## START Dataset extract

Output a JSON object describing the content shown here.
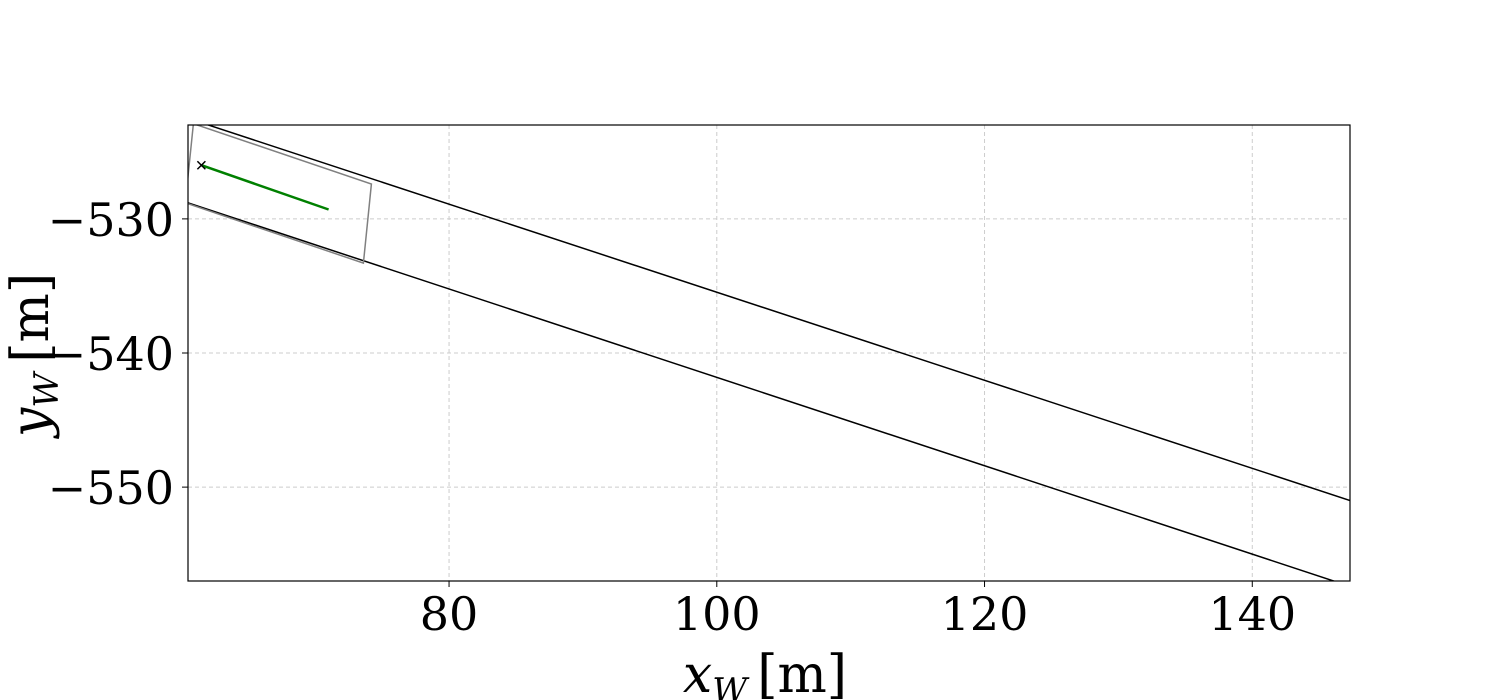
{
  "chart_data": {
    "type": "line",
    "title": "",
    "xlabel": {
      "var": "x",
      "sub": "W",
      "unit": "[m]"
    },
    "ylabel": {
      "var": "y",
      "sub": "W",
      "unit": "[m]"
    },
    "xlim": [
      60.5,
      147.3
    ],
    "ylim": [
      -557,
      -523
    ],
    "xticks": [
      80,
      100,
      120,
      140
    ],
    "yticks": [
      -530,
      -540,
      -550
    ],
    "xtick_labels": [
      "80",
      "100",
      "120",
      "140"
    ],
    "ytick_labels": [
      "−530",
      "−540",
      "−550"
    ],
    "grid": true,
    "legend": "none",
    "series": [
      {
        "kind": "road-boundary",
        "color": "#000000",
        "x": [
          60.5,
          147.3
        ],
        "y": [
          -522.5,
          -551.0
        ]
      },
      {
        "kind": "road-boundary",
        "color": "#000000",
        "x": [
          60.5,
          147.3
        ],
        "y": [
          -528.8,
          -557.4
        ]
      },
      {
        "kind": "box",
        "color": "#808080",
        "x": [
          60.9,
          74.2,
          73.6,
          60.3,
          60.9
        ],
        "y": [
          -522.9,
          -527.4,
          -533.3,
          -528.8,
          -522.9
        ]
      },
      {
        "kind": "path",
        "color": "#008000",
        "x": [
          61.5,
          71.0
        ],
        "y": [
          -526.0,
          -529.3
        ]
      },
      {
        "kind": "start-marker",
        "color": "#000000",
        "marker": "x",
        "x": [
          61.5
        ],
        "y": [
          -526.0
        ]
      }
    ]
  }
}
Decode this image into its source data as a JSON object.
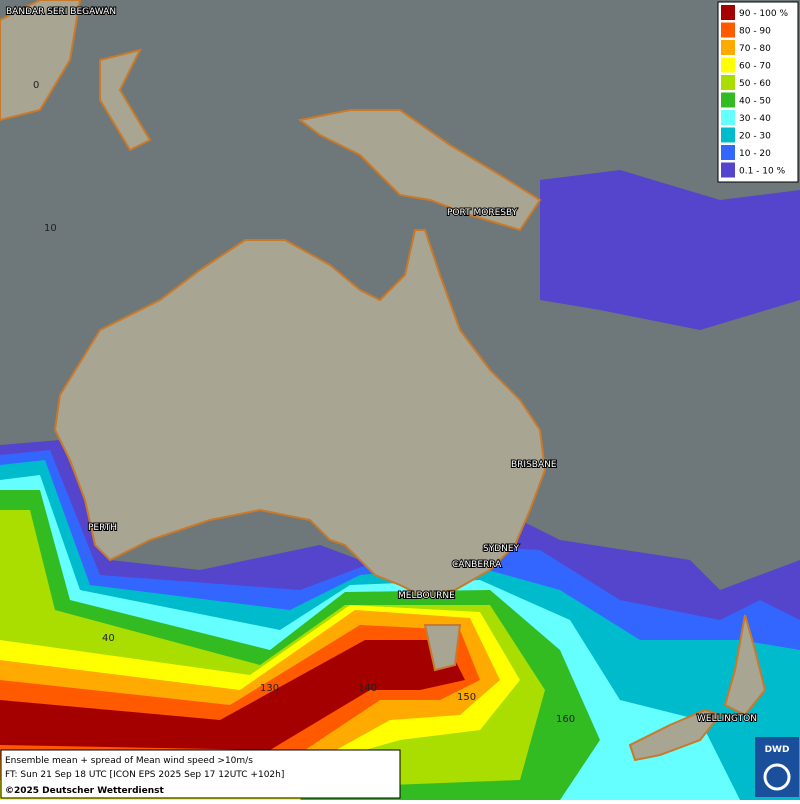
{
  "legend": {
    "items": [
      {
        "label": "90 - 100 %",
        "color": "#a50000"
      },
      {
        "label": "80 - 90",
        "color": "#ff5a00"
      },
      {
        "label": "70 - 80",
        "color": "#ffaa00"
      },
      {
        "label": "60 - 70",
        "color": "#ffff00"
      },
      {
        "label": "50 - 60",
        "color": "#aadd00"
      },
      {
        "label": "40 - 50",
        "color": "#33bb22"
      },
      {
        "label": "30 - 40",
        "color": "#66ffff"
      },
      {
        "label": "20 - 30",
        "color": "#00bbcc"
      },
      {
        "label": "10 - 20",
        "color": "#3366ff"
      },
      {
        "label": "0.1 - 10 %",
        "color": "#5544cc"
      }
    ]
  },
  "cities": [
    "BANDAR SERI BEGAWAN",
    "PORT MORESBY",
    "BRISBANE",
    "PERTH",
    "SYDNEY",
    "CANBERRA",
    "MELBOURNE",
    "WELLINGTON"
  ],
  "grid_labels": [
    "0",
    "10",
    "40",
    "130",
    "140",
    "150",
    "160"
  ],
  "footer": {
    "lines": [
      "Ensemble mean + spread of Mean wind speed >10m/s",
      "FT: Sun 21 Sep 18 UTC [ICON EPS 2025 Sep 17 12UTC +102h]",
      "©2025 Deutscher Wetterdienst"
    ]
  },
  "logo": "DWD"
}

## END Dataset extract

* **Written instruction**
Output the lines above in full and exactly as given, omitting any pictures.

* **Answer**
Output a JSON object describing the content shown here.
{
  "chart_data": {
    "type": "line",
    "title": "",
    "xlabel": {
      "var": "x",
      "sub": "W",
      "unit": "[m]"
    },
    "ylabel": {
      "var": "y",
      "sub": "W",
      "unit": "[m]"
    },
    "xlim": [
      60.5,
      147.3
    ],
    "ylim": [
      -557,
      -523
    ],
    "xticks": [
      80,
      100,
      120,
      140
    ],
    "yticks": [
      -530,
      -540,
      -550
    ],
    "xtick_labels": [
      "80",
      "100",
      "120",
      "140"
    ],
    "ytick_labels": [
      "−530",
      "−540",
      "−550"
    ],
    "grid": true,
    "legend": "none",
    "series": [
      {
        "kind": "road-boundary",
        "color": "#000000",
        "x": [
          60.5,
          147.3
        ],
        "y": [
          -522.5,
          -551.0
        ]
      },
      {
        "kind": "road-boundary",
        "color": "#000000",
        "x": [
          60.5,
          147.3
        ],
        "y": [
          -528.8,
          -557.4
        ]
      },
      {
        "kind": "box",
        "color": "#808080",
        "x": [
          60.9,
          74.2,
          73.6,
          60.3,
          60.9
        ],
        "y": [
          -522.9,
          -527.4,
          -533.3,
          -528.8,
          -522.9
        ]
      },
      {
        "kind": "path",
        "color": "#008000",
        "x": [
          61.5,
          71.0
        ],
        "y": [
          -526.0,
          -529.3
        ]
      },
      {
        "kind": "start-marker",
        "color": "#000000",
        "marker": "x",
        "x": [
          61.5
        ],
        "y": [
          -526.0
        ]
      }
    ]
  }
}
Decode this image into its source data as a JSON object.
{
  "legend": {
    "items": [
      {
        "label": "90 - 100 %",
        "color": "#a50000"
      },
      {
        "label": "80 - 90",
        "color": "#ff5a00"
      },
      {
        "label": "70 - 80",
        "color": "#ffaa00"
      },
      {
        "label": "60 - 70",
        "color": "#ffff00"
      },
      {
        "label": "50 - 60",
        "color": "#aadd00"
      },
      {
        "label": "40 - 50",
        "color": "#33bb22"
      },
      {
        "label": "30 - 40",
        "color": "#66ffff"
      },
      {
        "label": "20 - 30",
        "color": "#00bbcc"
      },
      {
        "label": "10 - 20",
        "color": "#3366ff"
      },
      {
        "label": "0.1 - 10 %",
        "color": "#5544cc"
      }
    ]
  },
  "cities": [
    "BANDAR SERI BEGAWAN",
    "PORT MORESBY",
    "BRISBANE",
    "PERTH",
    "SYDNEY",
    "CANBERRA",
    "MELBOURNE",
    "WELLINGTON"
  ],
  "grid_labels": [
    "0",
    "10",
    "40",
    "130",
    "140",
    "150",
    "160"
  ],
  "footer": {
    "lines": [
      "Ensemble mean + spread of Mean wind speed >10m/s",
      "FT: Sun 21 Sep 18 UTC [ICON EPS 2025 Sep 17 12UTC +102h]",
      "©2025 Deutscher Wetterdienst"
    ]
  },
  "logo": "DWD"
}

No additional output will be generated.